═══ TASK INPUT ═══
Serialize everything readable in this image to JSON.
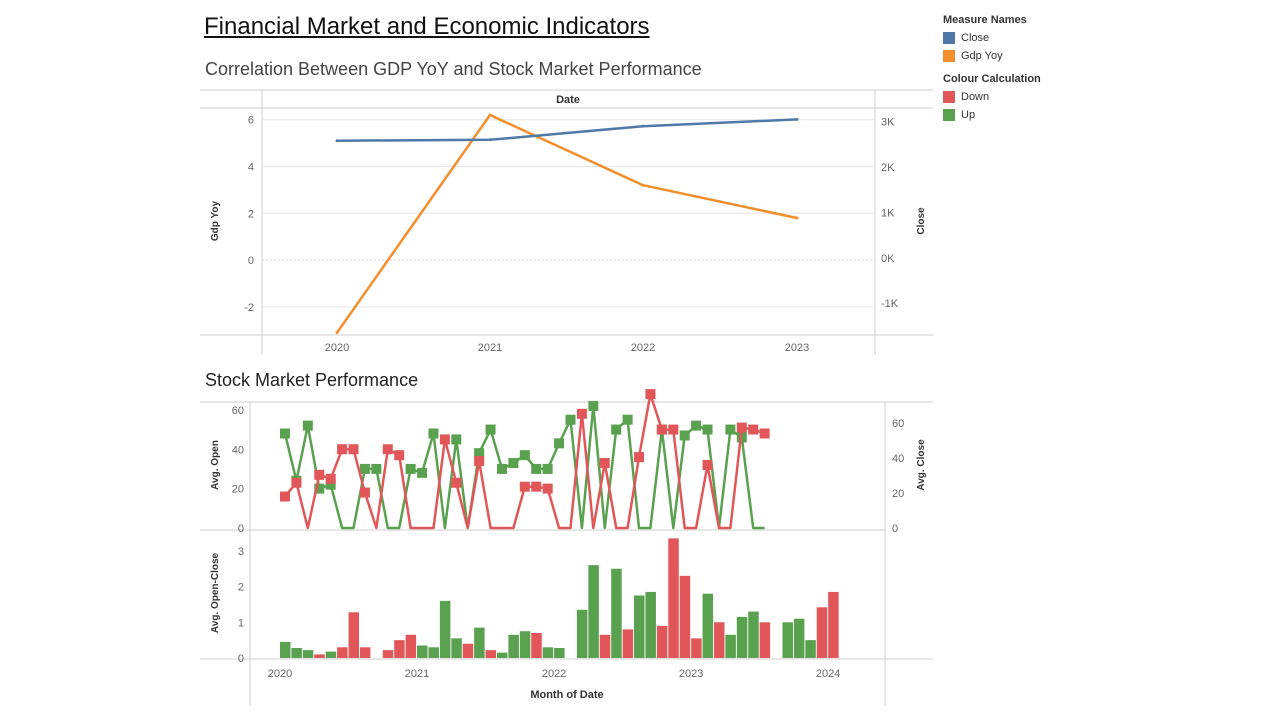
{
  "dashboard": {
    "title": "Financial Market and Economic Indicators"
  },
  "legend": {
    "measure_names_title": "Measure Names",
    "measure_names": [
      {
        "label": "Close",
        "color": "#4e79a7"
      },
      {
        "label": "Gdp Yoy",
        "color": "#f28e2b"
      }
    ],
    "colour_calc_title": "Colour Calculation",
    "colour_calc": [
      {
        "label": "Down",
        "color": "#e15759"
      },
      {
        "label": "Up",
        "color": "#59a14f"
      }
    ]
  },
  "chart_data": [
    {
      "type": "line",
      "title": "Correlation Between GDP YoY and Stock Market Performance",
      "header": "Date",
      "x": [
        "2020",
        "2021",
        "2022",
        "2023"
      ],
      "ylabel": "Gdp Yoy",
      "y2label": "Close",
      "ylim": [
        -3.2,
        6.5
      ],
      "y2lim": [
        -1700,
        3300
      ],
      "y_ticks": [
        {
          "v": 6,
          "label": "6"
        },
        {
          "v": 4,
          "label": "4"
        },
        {
          "v": 2,
          "label": "2"
        },
        {
          "v": 0,
          "label": "0"
        },
        {
          "v": -2,
          "label": "-2"
        }
      ],
      "y2_ticks": [
        {
          "v": 3000,
          "label": "3K"
        },
        {
          "v": 2000,
          "label": "2K"
        },
        {
          "v": 1000,
          "label": "1K"
        },
        {
          "v": 0,
          "label": "0K"
        },
        {
          "v": -1000,
          "label": "-1K"
        }
      ],
      "series": [
        {
          "name": "Gdp Yoy",
          "axis": "left",
          "color": "#f28e2b",
          "values": [
            -3.1,
            6.2,
            3.2,
            1.8
          ]
        },
        {
          "name": "Close",
          "axis": "right",
          "color": "#4e79a7",
          "values": [
            2580,
            2600,
            2900,
            3050
          ]
        }
      ]
    },
    {
      "type": "line",
      "title": "Stock Market Performance",
      "ylabel": "Avg. Open",
      "y2label": "Avg. Close",
      "ylim": [
        0,
        64
      ],
      "y2lim": [
        0,
        72
      ],
      "y_ticks": [
        {
          "v": 60,
          "label": "60"
        },
        {
          "v": 40,
          "label": "40"
        },
        {
          "v": 20,
          "label": "20"
        },
        {
          "v": 0,
          "label": "0"
        }
      ],
      "y2_ticks": [
        {
          "v": 60,
          "label": "60"
        },
        {
          "v": 40,
          "label": "40"
        },
        {
          "v": 20,
          "label": "20"
        },
        {
          "v": 0,
          "label": "0"
        }
      ],
      "series": [
        {
          "name": "Up",
          "color": "#59a14f",
          "values": [
            48,
            24,
            52,
            20,
            22,
            0,
            0,
            30,
            30,
            0,
            0,
            30,
            28,
            48,
            0,
            45,
            0,
            38,
            50,
            30,
            33,
            37,
            30,
            30,
            43,
            55,
            0,
            62,
            0,
            50,
            55,
            0,
            0,
            50,
            0,
            47,
            52,
            50,
            0,
            50,
            46,
            0,
            0
          ]
        },
        {
          "name": "Down",
          "color": "#e15759",
          "values": [
            16,
            23,
            0,
            27,
            25,
            40,
            40,
            18,
            0,
            40,
            37,
            0,
            0,
            0,
            45,
            23,
            0,
            34,
            0,
            0,
            0,
            21,
            21,
            20,
            0,
            0,
            58,
            0,
            33,
            0,
            0,
            36,
            68,
            50,
            50,
            0,
            0,
            32,
            0,
            0,
            51,
            50,
            48
          ]
        }
      ]
    },
    {
      "type": "bar",
      "xlabel": "Month of Date",
      "ylabel": "Avg. Open-Close",
      "ylim": [
        0,
        3.5
      ],
      "y_ticks": [
        {
          "v": 3,
          "label": "3"
        },
        {
          "v": 2,
          "label": "2"
        },
        {
          "v": 1,
          "label": "1"
        },
        {
          "v": 0,
          "label": "0"
        }
      ],
      "x_ticks": [
        {
          "index": 0,
          "label": "2020"
        },
        {
          "index": 12,
          "label": "2021"
        },
        {
          "index": 24,
          "label": "2022"
        },
        {
          "index": 36,
          "label": "2023"
        },
        {
          "index": 48,
          "label": "2024"
        }
      ],
      "values": [
        0.45,
        0.28,
        0.22,
        0.1,
        0.18,
        0.3,
        1.28,
        0.3,
        0.0,
        0.22,
        0.5,
        0.65,
        0.35,
        0.3,
        1.6,
        0.55,
        0.4,
        0.85,
        0.22,
        0.15,
        0.65,
        0.75,
        0.7,
        0.3,
        0.28,
        0.0,
        1.35,
        2.6,
        0.65,
        2.5,
        0.8,
        1.75,
        1.85,
        0.9,
        3.35,
        2.3,
        0.55,
        1.8,
        1.0,
        0.65,
        1.15,
        1.3,
        1.0,
        0.0,
        1.0,
        1.1,
        0.5,
        1.42,
        1.85
      ],
      "colors": [
        "Up",
        "Up",
        "Up",
        "Down",
        "Up",
        "Down",
        "Down",
        "Down",
        "Up",
        "Down",
        "Down",
        "Down",
        "Up",
        "Up",
        "Up",
        "Up",
        "Down",
        "Up",
        "Down",
        "Up",
        "Up",
        "Up",
        "Down",
        "Up",
        "Up",
        "Up",
        "Up",
        "Up",
        "Down",
        "Up",
        "Down",
        "Up",
        "Up",
        "Down",
        "Down",
        "Down",
        "Down",
        "Up",
        "Down",
        "Up",
        "Up",
        "Up",
        "Down",
        "Up",
        "Up",
        "Up",
        "Up",
        "Down",
        "Down"
      ]
    }
  ]
}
═══
**TASK DIRECTIONS:** Retype the whole listing exactly and leave the pictures out.

**FULL ANSWER:**
Serialize everything readable in this image to JSON.
{
  "dashboard": {
    "title": "Financial Market and Economic Indicators"
  },
  "legend": {
    "measure_names_title": "Measure Names",
    "measure_names": [
      {
        "label": "Close",
        "color": "#4e79a7"
      },
      {
        "label": "Gdp Yoy",
        "color": "#f28e2b"
      }
    ],
    "colour_calc_title": "Colour Calculation",
    "colour_calc": [
      {
        "label": "Down",
        "color": "#e15759"
      },
      {
        "label": "Up",
        "color": "#59a14f"
      }
    ]
  },
  "chart_data": [
    {
      "type": "line",
      "title": "Correlation Between GDP YoY and Stock Market Performance",
      "header": "Date",
      "x": [
        "2020",
        "2021",
        "2022",
        "2023"
      ],
      "ylabel": "Gdp Yoy",
      "y2label": "Close",
      "ylim": [
        -3.2,
        6.5
      ],
      "y2lim": [
        -1700,
        3300
      ],
      "y_ticks": [
        {
          "v": 6,
          "label": "6"
        },
        {
          "v": 4,
          "label": "4"
        },
        {
          "v": 2,
          "label": "2"
        },
        {
          "v": 0,
          "label": "0"
        },
        {
          "v": -2,
          "label": "-2"
        }
      ],
      "y2_ticks": [
        {
          "v": 3000,
          "label": "3K"
        },
        {
          "v": 2000,
          "label": "2K"
        },
        {
          "v": 1000,
          "label": "1K"
        },
        {
          "v": 0,
          "label": "0K"
        },
        {
          "v": -1000,
          "label": "-1K"
        }
      ],
      "series": [
        {
          "name": "Gdp Yoy",
          "axis": "left",
          "color": "#f28e2b",
          "values": [
            -3.1,
            6.2,
            3.2,
            1.8
          ]
        },
        {
          "name": "Close",
          "axis": "right",
          "color": "#4e79a7",
          "values": [
            2580,
            2600,
            2900,
            3050
          ]
        }
      ]
    },
    {
      "type": "line",
      "title": "Stock Market Performance",
      "ylabel": "Avg. Open",
      "y2label": "Avg. Close",
      "ylim": [
        0,
        64
      ],
      "y2lim": [
        0,
        72
      ],
      "y_ticks": [
        {
          "v": 60,
          "label": "60"
        },
        {
          "v": 40,
          "label": "40"
        },
        {
          "v": 20,
          "label": "20"
        },
        {
          "v": 0,
          "label": "0"
        }
      ],
      "y2_ticks": [
        {
          "v": 60,
          "label": "60"
        },
        {
          "v": 40,
          "label": "40"
        },
        {
          "v": 20,
          "label": "20"
        },
        {
          "v": 0,
          "label": "0"
        }
      ],
      "series": [
        {
          "name": "Up",
          "color": "#59a14f",
          "values": [
            48,
            24,
            52,
            20,
            22,
            0,
            0,
            30,
            30,
            0,
            0,
            30,
            28,
            48,
            0,
            45,
            0,
            38,
            50,
            30,
            33,
            37,
            30,
            30,
            43,
            55,
            0,
            62,
            0,
            50,
            55,
            0,
            0,
            50,
            0,
            47,
            52,
            50,
            0,
            50,
            46,
            0,
            0
          ]
        },
        {
          "name": "Down",
          "color": "#e15759",
          "values": [
            16,
            23,
            0,
            27,
            25,
            40,
            40,
            18,
            0,
            40,
            37,
            0,
            0,
            0,
            45,
            23,
            0,
            34,
            0,
            0,
            0,
            21,
            21,
            20,
            0,
            0,
            58,
            0,
            33,
            0,
            0,
            36,
            68,
            50,
            50,
            0,
            0,
            32,
            0,
            0,
            51,
            50,
            48
          ]
        }
      ]
    },
    {
      "type": "bar",
      "xlabel": "Month of Date",
      "ylabel": "Avg. Open-Close",
      "ylim": [
        0,
        3.5
      ],
      "y_ticks": [
        {
          "v": 3,
          "label": "3"
        },
        {
          "v": 2,
          "label": "2"
        },
        {
          "v": 1,
          "label": "1"
        },
        {
          "v": 0,
          "label": "0"
        }
      ],
      "x_ticks": [
        {
          "index": 0,
          "label": "2020"
        },
        {
          "index": 12,
          "label": "2021"
        },
        {
          "index": 24,
          "label": "2022"
        },
        {
          "index": 36,
          "label": "2023"
        },
        {
          "index": 48,
          "label": "2024"
        }
      ],
      "values": [
        0.45,
        0.28,
        0.22,
        0.1,
        0.18,
        0.3,
        1.28,
        0.3,
        0.0,
        0.22,
        0.5,
        0.65,
        0.35,
        0.3,
        1.6,
        0.55,
        0.4,
        0.85,
        0.22,
        0.15,
        0.65,
        0.75,
        0.7,
        0.3,
        0.28,
        0.0,
        1.35,
        2.6,
        0.65,
        2.5,
        0.8,
        1.75,
        1.85,
        0.9,
        3.35,
        2.3,
        0.55,
        1.8,
        1.0,
        0.65,
        1.15,
        1.3,
        1.0,
        0.0,
        1.0,
        1.1,
        0.5,
        1.42,
        1.85
      ],
      "colors": [
        "Up",
        "Up",
        "Up",
        "Down",
        "Up",
        "Down",
        "Down",
        "Down",
        "Up",
        "Down",
        "Down",
        "Down",
        "Up",
        "Up",
        "Up",
        "Up",
        "Down",
        "Up",
        "Down",
        "Up",
        "Up",
        "Up",
        "Down",
        "Up",
        "Up",
        "Up",
        "Up",
        "Up",
        "Down",
        "Up",
        "Down",
        "Up",
        "Up",
        "Down",
        "Down",
        "Down",
        "Down",
        "Up",
        "Down",
        "Up",
        "Up",
        "Up",
        "Down",
        "Up",
        "Up",
        "Up",
        "Up",
        "Down",
        "Down"
      ]
    }
  ]
}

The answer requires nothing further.